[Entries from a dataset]
★ ★ ★ ★ ★ ★ ★
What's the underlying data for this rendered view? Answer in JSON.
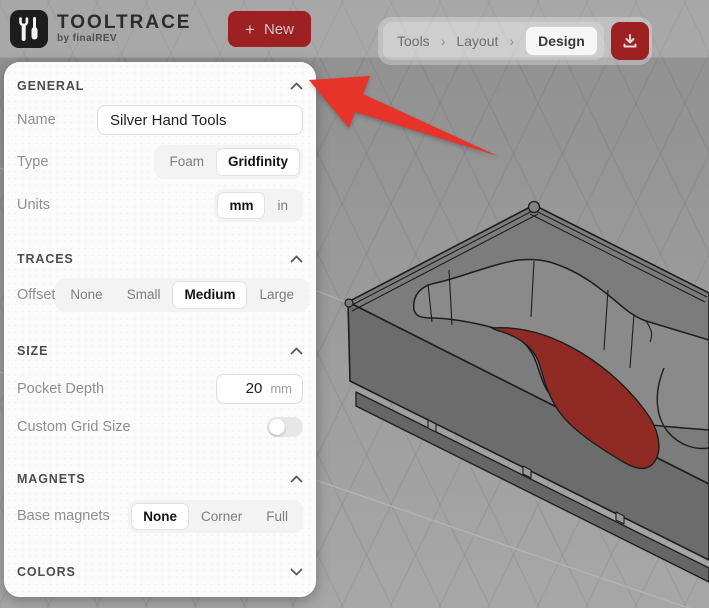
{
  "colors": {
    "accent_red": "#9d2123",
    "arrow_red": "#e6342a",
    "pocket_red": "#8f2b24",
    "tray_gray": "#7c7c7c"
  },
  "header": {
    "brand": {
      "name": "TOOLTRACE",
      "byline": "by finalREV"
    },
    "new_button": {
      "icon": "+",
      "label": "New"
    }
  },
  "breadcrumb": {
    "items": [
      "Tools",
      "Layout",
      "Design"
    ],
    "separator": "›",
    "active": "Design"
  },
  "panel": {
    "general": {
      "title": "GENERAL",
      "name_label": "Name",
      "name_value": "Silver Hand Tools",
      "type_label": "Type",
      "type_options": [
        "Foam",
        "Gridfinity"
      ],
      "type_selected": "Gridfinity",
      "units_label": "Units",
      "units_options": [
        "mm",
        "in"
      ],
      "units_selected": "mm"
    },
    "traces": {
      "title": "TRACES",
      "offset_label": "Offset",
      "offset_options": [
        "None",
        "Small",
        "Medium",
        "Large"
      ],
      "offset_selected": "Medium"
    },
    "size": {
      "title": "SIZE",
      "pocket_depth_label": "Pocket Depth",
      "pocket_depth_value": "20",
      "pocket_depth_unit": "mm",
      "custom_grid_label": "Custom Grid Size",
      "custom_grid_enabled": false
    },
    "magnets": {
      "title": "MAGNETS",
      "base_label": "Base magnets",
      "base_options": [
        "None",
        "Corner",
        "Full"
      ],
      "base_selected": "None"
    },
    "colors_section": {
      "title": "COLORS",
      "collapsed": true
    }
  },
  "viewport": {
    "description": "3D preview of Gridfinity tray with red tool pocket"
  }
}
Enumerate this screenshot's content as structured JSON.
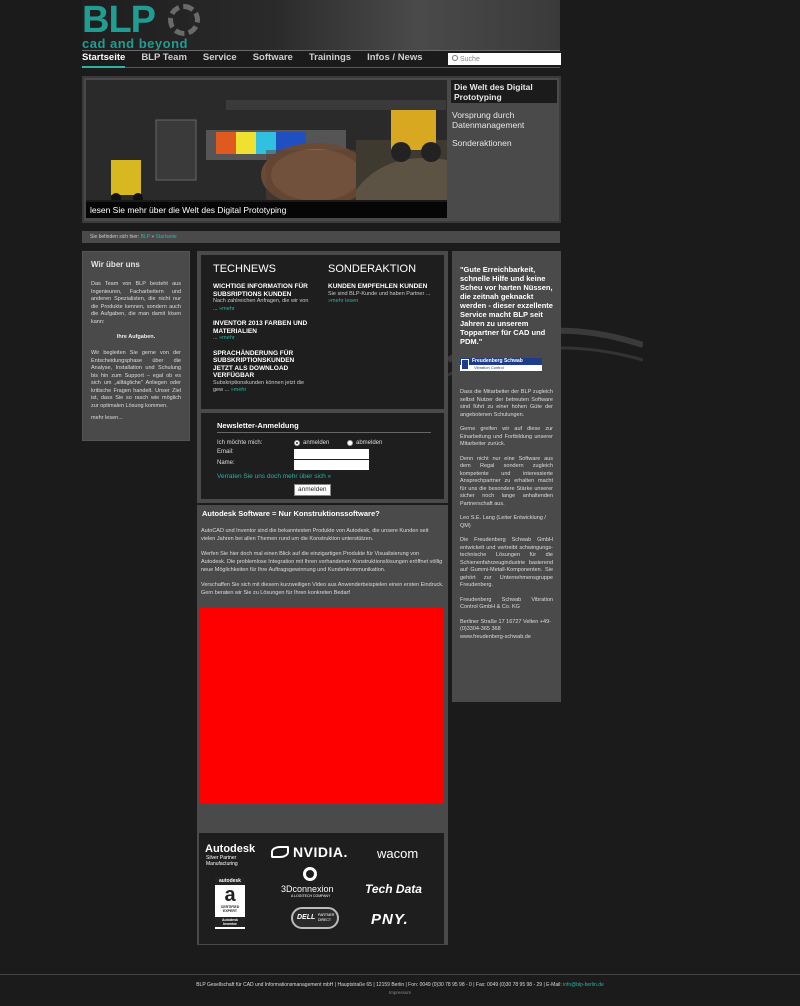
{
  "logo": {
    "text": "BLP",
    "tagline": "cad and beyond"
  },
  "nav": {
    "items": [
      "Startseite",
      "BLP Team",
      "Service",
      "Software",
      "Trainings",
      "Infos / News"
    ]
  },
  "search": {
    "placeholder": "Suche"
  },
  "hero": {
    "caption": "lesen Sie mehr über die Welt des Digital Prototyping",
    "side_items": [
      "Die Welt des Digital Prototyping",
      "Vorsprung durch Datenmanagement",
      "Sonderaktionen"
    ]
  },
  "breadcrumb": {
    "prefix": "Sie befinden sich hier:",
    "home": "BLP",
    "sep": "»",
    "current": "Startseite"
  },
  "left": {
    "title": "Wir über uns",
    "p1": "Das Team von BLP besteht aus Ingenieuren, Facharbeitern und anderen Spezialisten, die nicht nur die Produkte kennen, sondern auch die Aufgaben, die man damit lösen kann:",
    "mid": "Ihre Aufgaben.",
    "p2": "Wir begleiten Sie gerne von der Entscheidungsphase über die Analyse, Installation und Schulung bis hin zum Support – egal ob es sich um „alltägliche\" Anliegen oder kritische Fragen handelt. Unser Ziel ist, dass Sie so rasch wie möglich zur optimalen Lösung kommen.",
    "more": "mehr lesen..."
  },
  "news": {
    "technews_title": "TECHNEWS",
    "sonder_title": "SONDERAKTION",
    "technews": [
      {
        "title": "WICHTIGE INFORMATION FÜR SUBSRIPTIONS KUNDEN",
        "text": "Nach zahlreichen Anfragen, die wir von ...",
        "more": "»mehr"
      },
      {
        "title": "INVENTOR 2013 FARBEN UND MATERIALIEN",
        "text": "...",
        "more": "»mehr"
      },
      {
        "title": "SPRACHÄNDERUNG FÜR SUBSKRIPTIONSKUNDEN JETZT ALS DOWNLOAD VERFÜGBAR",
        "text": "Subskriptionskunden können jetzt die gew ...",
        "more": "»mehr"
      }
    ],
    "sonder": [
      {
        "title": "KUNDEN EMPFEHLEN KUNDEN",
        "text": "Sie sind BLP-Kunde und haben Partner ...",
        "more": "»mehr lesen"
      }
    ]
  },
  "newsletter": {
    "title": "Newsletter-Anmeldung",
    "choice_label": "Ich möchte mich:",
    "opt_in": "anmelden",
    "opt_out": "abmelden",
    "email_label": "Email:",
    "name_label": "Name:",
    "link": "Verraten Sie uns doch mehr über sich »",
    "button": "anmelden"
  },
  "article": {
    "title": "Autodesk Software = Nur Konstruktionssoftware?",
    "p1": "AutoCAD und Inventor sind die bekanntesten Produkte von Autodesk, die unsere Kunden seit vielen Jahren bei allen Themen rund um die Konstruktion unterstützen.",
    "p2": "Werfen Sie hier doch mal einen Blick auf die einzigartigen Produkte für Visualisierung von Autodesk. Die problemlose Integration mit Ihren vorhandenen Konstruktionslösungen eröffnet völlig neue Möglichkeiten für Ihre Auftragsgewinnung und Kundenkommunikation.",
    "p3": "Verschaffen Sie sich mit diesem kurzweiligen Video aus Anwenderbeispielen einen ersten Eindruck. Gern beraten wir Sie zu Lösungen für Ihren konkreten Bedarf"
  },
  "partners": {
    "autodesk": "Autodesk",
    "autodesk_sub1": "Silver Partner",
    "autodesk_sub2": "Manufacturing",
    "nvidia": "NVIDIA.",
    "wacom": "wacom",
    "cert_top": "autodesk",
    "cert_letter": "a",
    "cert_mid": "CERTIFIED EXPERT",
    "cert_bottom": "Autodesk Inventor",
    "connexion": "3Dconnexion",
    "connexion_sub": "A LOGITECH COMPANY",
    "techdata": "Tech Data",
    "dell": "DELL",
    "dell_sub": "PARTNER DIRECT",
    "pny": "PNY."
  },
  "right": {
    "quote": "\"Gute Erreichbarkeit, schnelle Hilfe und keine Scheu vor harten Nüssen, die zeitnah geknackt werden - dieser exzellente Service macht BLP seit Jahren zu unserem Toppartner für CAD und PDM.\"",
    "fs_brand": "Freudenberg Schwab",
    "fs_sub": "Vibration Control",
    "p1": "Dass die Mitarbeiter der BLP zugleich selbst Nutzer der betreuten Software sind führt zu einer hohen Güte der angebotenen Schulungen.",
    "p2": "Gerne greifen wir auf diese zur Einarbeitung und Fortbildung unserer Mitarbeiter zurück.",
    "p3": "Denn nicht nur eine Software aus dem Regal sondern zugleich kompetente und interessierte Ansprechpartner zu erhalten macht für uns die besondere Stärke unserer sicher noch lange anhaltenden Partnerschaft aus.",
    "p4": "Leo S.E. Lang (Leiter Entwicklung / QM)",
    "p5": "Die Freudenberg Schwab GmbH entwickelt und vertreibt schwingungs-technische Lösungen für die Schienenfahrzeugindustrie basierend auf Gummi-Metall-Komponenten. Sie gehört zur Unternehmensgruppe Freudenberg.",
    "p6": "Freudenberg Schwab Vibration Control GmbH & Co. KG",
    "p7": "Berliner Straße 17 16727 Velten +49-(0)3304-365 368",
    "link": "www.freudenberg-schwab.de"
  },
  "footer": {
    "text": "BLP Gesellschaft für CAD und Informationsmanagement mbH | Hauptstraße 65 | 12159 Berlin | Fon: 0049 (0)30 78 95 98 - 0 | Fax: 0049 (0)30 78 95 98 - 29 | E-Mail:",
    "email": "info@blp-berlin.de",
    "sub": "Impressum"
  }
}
★ ★ ★ ★ ★ ★ ★
## INSTRUCTIONS FOR THE TASK
Lines containing the word "Welt" must all be returned from the material above.

## SOLUTION FOR THIS EXERCISE
    "caption": "lesen Sie mehr über die Welt des Digital Prototyping",
      "Die Welt des Digital Prototyping",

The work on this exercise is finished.